Stored records:

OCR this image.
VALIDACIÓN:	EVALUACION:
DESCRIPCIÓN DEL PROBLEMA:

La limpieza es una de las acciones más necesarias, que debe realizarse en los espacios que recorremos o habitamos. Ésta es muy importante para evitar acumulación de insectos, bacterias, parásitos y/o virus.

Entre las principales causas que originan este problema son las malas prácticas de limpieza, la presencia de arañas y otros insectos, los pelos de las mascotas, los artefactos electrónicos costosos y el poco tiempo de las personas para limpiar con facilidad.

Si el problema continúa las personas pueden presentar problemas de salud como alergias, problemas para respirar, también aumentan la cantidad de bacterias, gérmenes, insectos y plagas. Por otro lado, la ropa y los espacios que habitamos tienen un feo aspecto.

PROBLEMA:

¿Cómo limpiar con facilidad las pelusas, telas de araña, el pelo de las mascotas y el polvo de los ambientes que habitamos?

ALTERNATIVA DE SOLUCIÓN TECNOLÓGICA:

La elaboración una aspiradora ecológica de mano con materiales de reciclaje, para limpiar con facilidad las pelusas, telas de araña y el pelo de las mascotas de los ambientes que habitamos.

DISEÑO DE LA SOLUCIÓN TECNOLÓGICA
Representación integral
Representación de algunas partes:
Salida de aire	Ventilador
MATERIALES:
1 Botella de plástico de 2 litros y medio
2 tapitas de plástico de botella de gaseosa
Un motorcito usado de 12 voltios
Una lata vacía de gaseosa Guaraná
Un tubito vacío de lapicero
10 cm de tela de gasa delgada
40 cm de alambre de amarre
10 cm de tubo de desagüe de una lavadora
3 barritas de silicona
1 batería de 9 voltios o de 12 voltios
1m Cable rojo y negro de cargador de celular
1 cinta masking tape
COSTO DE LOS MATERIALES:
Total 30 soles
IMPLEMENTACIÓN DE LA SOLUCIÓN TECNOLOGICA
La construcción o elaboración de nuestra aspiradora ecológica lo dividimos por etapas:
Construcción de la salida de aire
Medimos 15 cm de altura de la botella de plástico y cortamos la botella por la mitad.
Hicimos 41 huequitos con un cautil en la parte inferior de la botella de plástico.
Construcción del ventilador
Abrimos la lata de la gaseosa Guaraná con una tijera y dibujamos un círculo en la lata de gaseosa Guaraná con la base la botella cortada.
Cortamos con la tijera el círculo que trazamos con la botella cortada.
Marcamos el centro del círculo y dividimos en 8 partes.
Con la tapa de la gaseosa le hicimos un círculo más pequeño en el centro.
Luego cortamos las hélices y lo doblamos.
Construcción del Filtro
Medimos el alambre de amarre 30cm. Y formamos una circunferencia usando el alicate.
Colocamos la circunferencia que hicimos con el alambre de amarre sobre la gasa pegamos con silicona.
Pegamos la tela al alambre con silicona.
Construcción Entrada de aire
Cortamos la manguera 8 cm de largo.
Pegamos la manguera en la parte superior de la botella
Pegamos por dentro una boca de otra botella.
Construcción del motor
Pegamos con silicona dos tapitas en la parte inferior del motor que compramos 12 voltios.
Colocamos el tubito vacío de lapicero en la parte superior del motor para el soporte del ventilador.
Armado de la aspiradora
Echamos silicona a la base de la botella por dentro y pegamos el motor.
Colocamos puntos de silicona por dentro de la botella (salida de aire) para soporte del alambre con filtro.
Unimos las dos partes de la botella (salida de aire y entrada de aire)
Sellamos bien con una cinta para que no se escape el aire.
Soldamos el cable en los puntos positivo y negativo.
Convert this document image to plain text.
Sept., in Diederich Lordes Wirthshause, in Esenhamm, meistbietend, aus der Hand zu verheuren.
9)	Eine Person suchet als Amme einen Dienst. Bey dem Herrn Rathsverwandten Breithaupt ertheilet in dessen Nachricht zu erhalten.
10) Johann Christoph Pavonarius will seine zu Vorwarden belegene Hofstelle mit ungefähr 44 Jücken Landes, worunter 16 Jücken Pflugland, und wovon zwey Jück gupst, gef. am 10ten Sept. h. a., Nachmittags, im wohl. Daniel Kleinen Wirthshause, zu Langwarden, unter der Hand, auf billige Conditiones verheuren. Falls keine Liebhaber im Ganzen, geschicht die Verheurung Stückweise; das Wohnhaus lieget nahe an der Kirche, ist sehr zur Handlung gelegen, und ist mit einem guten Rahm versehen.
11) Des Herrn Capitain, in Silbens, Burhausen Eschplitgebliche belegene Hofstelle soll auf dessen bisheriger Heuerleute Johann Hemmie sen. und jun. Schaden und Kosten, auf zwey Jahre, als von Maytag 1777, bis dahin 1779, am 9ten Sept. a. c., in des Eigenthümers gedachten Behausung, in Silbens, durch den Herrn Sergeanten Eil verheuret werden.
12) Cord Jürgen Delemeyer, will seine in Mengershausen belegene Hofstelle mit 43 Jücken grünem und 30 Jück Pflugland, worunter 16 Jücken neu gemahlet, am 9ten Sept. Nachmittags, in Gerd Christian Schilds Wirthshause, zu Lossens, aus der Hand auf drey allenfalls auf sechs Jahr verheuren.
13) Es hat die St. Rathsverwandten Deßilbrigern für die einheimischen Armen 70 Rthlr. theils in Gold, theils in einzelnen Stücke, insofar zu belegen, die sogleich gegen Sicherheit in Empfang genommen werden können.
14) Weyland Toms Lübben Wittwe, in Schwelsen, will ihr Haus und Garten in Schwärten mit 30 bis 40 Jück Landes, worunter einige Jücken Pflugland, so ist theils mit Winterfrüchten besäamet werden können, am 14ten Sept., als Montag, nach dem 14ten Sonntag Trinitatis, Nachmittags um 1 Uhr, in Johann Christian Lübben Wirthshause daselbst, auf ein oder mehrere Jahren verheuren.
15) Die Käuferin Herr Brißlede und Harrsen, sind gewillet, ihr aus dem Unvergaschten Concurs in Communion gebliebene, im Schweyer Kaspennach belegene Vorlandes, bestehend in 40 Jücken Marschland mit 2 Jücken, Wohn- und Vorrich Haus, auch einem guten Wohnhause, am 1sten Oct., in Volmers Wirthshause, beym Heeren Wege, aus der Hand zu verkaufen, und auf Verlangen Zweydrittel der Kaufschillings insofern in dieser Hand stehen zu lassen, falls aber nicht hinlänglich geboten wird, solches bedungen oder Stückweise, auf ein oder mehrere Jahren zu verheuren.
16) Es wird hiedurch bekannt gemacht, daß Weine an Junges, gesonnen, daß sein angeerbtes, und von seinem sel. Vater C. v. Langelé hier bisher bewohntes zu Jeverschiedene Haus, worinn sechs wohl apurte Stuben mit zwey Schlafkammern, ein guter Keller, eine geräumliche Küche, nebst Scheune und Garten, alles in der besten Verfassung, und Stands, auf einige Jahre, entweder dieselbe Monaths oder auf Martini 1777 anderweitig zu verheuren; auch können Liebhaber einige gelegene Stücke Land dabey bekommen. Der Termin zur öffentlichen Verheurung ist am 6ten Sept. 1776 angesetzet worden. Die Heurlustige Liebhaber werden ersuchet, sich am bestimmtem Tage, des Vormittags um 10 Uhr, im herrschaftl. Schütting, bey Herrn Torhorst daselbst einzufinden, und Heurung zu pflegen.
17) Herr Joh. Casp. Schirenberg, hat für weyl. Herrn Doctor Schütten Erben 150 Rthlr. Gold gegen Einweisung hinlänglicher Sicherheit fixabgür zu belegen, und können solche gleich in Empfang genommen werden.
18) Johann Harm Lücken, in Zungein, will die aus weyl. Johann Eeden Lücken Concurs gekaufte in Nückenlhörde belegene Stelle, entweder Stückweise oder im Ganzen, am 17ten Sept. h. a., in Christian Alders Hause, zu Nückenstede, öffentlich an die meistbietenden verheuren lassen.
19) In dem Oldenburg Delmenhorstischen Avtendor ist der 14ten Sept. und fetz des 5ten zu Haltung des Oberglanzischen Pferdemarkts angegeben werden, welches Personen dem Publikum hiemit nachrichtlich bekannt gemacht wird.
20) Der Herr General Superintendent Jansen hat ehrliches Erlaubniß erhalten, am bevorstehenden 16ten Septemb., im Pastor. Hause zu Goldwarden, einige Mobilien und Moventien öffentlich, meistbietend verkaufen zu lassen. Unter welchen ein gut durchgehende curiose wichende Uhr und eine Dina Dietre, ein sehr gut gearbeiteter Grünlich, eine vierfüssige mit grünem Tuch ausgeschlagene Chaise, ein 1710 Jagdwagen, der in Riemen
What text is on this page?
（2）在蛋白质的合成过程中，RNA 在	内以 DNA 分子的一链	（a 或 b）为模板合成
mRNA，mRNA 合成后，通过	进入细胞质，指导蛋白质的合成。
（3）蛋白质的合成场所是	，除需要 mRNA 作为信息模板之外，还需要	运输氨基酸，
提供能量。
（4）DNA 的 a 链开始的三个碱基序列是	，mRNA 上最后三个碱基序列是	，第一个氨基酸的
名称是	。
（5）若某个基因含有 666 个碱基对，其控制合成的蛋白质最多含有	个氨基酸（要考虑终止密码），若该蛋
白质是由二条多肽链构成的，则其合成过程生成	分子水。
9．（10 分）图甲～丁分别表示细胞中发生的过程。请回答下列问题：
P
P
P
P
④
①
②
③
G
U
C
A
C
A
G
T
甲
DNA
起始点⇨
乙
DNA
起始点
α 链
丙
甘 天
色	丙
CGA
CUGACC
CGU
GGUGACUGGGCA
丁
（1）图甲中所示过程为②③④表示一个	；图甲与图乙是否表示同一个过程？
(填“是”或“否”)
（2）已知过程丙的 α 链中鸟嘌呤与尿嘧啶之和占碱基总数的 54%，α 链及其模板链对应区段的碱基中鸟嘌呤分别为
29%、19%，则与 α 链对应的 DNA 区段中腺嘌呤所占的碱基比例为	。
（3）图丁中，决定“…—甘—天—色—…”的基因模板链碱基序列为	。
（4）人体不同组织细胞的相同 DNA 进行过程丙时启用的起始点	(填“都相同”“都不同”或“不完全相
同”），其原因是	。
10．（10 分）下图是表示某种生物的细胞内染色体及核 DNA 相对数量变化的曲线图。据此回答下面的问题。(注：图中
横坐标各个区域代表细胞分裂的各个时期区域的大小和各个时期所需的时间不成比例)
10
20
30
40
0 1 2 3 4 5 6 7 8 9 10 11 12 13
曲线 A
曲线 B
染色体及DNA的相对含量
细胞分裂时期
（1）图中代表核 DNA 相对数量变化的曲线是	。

# Description of the task
Go through the entries and copy every line that has "cortada".

# Response area
Abrimos la lata de la gaseosa Guaraná con una tijera y dibujamos un círculo en la lata de gaseosa Guaraná con la base la botella cortada.
Cortamos con la tijera el círculo que trazamos con la botella cortada.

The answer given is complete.